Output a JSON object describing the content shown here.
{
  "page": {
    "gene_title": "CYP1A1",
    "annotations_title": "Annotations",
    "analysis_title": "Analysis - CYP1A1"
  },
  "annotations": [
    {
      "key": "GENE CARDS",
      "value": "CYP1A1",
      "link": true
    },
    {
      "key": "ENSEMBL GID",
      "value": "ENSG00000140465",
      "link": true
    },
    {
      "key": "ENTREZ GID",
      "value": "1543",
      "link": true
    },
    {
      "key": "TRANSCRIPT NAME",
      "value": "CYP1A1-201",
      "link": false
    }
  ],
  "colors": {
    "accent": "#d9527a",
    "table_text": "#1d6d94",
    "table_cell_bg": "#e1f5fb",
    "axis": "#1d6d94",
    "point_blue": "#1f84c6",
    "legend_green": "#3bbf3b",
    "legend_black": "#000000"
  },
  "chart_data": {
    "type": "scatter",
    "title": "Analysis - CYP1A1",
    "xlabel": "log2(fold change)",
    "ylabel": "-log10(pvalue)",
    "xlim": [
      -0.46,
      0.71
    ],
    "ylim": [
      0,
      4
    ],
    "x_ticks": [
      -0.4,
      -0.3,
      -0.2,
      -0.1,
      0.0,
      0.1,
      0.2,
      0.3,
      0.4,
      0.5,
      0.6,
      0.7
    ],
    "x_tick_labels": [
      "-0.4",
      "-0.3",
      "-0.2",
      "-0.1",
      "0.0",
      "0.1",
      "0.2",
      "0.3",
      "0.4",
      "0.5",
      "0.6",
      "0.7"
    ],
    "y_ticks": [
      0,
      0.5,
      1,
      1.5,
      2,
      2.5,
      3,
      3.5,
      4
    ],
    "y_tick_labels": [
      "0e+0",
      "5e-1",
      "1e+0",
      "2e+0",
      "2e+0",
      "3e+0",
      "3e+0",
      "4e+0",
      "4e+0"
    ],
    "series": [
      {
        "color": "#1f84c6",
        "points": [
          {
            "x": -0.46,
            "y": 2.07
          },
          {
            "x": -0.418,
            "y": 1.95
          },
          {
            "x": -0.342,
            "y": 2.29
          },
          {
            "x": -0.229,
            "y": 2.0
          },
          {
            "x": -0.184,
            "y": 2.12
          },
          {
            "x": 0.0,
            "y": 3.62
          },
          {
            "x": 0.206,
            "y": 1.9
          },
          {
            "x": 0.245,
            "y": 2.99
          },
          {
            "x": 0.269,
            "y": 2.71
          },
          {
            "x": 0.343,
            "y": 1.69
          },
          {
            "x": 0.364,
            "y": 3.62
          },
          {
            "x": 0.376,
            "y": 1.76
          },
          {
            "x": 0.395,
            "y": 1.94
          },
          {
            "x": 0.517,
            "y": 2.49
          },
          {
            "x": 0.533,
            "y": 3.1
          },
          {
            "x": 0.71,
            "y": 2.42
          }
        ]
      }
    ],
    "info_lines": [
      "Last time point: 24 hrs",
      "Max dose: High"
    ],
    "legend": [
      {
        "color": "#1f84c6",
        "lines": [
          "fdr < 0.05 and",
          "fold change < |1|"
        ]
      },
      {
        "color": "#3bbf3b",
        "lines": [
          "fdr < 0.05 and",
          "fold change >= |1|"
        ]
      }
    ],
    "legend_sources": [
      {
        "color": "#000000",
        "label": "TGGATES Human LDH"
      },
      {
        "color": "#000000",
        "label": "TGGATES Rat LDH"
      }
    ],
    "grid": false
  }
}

_Work instructions_
Nothing should be left out: repeat all of the data exactly.

_Final result_
Output a JSON object describing the content shown here.
{
  "page": {
    "gene_title": "CYP1A1",
    "annotations_title": "Annotations",
    "analysis_title": "Analysis - CYP1A1"
  },
  "annotations": [
    {
      "key": "GENE CARDS",
      "value": "CYP1A1",
      "link": true
    },
    {
      "key": "ENSEMBL GID",
      "value": "ENSG00000140465",
      "link": true
    },
    {
      "key": "ENTREZ GID",
      "value": "1543",
      "link": true
    },
    {
      "key": "TRANSCRIPT NAME",
      "value": "CYP1A1-201",
      "link": false
    }
  ],
  "colors": {
    "accent": "#d9527a",
    "table_text": "#1d6d94",
    "table_cell_bg": "#e1f5fb",
    "axis": "#1d6d94",
    "point_blue": "#1f84c6",
    "legend_green": "#3bbf3b",
    "legend_black": "#000000"
  },
  "chart_data": {
    "type": "scatter",
    "title": "Analysis - CYP1A1",
    "xlabel": "log2(fold change)",
    "ylabel": "-log10(pvalue)",
    "xlim": [
      -0.46,
      0.71
    ],
    "ylim": [
      0,
      4
    ],
    "x_ticks": [
      -0.4,
      -0.3,
      -0.2,
      -0.1,
      0.0,
      0.1,
      0.2,
      0.3,
      0.4,
      0.5,
      0.6,
      0.7
    ],
    "x_tick_labels": [
      "-0.4",
      "-0.3",
      "-0.2",
      "-0.1",
      "0.0",
      "0.1",
      "0.2",
      "0.3",
      "0.4",
      "0.5",
      "0.6",
      "0.7"
    ],
    "y_ticks": [
      0,
      0.5,
      1,
      1.5,
      2,
      2.5,
      3,
      3.5,
      4
    ],
    "y_tick_labels": [
      "0e+0",
      "5e-1",
      "1e+0",
      "2e+0",
      "2e+0",
      "3e+0",
      "3e+0",
      "4e+0",
      "4e+0"
    ],
    "series": [
      {
        "color": "#1f84c6",
        "points": [
          {
            "x": -0.46,
            "y": 2.07
          },
          {
            "x": -0.418,
            "y": 1.95
          },
          {
            "x": -0.342,
            "y": 2.29
          },
          {
            "x": -0.229,
            "y": 2.0
          },
          {
            "x": -0.184,
            "y": 2.12
          },
          {
            "x": 0.0,
            "y": 3.62
          },
          {
            "x": 0.206,
            "y": 1.9
          },
          {
            "x": 0.245,
            "y": 2.99
          },
          {
            "x": 0.269,
            "y": 2.71
          },
          {
            "x": 0.343,
            "y": 1.69
          },
          {
            "x": 0.364,
            "y": 3.62
          },
          {
            "x": 0.376,
            "y": 1.76
          },
          {
            "x": 0.395,
            "y": 1.94
          },
          {
            "x": 0.517,
            "y": 2.49
          },
          {
            "x": 0.533,
            "y": 3.1
          },
          {
            "x": 0.71,
            "y": 2.42
          }
        ]
      }
    ],
    "info_lines": [
      "Last time point: 24 hrs",
      "Max dose: High"
    ],
    "legend": [
      {
        "color": "#1f84c6",
        "lines": [
          "fdr < 0.05 and",
          "fold change < |1|"
        ]
      },
      {
        "color": "#3bbf3b",
        "lines": [
          "fdr < 0.05 and",
          "fold change >= |1|"
        ]
      }
    ],
    "legend_sources": [
      {
        "color": "#000000",
        "label": "TGGATES Human LDH"
      },
      {
        "color": "#000000",
        "label": "TGGATES Rat LDH"
      }
    ],
    "grid": false
  }
}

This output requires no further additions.